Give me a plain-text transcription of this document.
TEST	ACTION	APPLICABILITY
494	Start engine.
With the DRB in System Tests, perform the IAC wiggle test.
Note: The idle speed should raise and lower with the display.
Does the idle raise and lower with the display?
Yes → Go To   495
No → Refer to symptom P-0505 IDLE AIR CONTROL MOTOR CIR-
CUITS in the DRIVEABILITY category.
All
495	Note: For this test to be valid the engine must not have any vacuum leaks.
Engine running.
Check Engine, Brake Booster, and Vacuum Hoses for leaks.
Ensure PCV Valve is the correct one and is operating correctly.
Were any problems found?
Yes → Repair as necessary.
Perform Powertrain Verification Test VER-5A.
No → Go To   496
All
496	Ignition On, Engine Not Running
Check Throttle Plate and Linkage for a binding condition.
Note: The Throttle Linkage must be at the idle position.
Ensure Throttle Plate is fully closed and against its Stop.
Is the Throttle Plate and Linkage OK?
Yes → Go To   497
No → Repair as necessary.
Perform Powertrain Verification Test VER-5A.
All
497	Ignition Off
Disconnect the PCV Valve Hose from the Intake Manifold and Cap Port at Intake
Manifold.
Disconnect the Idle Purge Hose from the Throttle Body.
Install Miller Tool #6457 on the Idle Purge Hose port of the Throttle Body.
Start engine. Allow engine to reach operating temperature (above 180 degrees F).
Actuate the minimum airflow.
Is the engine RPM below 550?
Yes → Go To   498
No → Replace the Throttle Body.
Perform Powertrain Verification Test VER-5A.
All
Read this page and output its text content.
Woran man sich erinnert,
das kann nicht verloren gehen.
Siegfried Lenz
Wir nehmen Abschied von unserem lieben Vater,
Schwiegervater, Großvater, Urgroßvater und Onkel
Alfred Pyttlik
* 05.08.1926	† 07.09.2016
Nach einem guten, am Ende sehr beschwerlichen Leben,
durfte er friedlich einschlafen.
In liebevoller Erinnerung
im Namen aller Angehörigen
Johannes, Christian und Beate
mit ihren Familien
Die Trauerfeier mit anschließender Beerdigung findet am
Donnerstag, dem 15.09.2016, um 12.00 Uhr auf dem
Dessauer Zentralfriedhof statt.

******

_What you need to do_
Everything from the line that contains "Read this page and output its text content." through the end of the records must be duplicated exactly, and nothing outside that range.

_Answer to this task_
Read this page and output its text content.
Woran man sich erinnert,
das kann nicht verloren gehen.
Siegfried Lenz
Wir nehmen Abschied von unserem lieben Vater,
Schwiegervater, Großvater, Urgroßvater und Onkel
Alfred Pyttlik
* 05.08.1926	† 07.09.2016
Nach einem guten, am Ende sehr beschwerlichen Leben,
durfte er friedlich einschlafen.
In liebevoller Erinnerung
im Namen aller Angehörigen
Johannes, Christian und Beate
mit ihren Familien
Die Trauerfeier mit anschließender Beerdigung findet am
Donnerstag, dem 15.09.2016, um 12.00 Uhr auf dem
Dessauer Zentralfriedhof statt.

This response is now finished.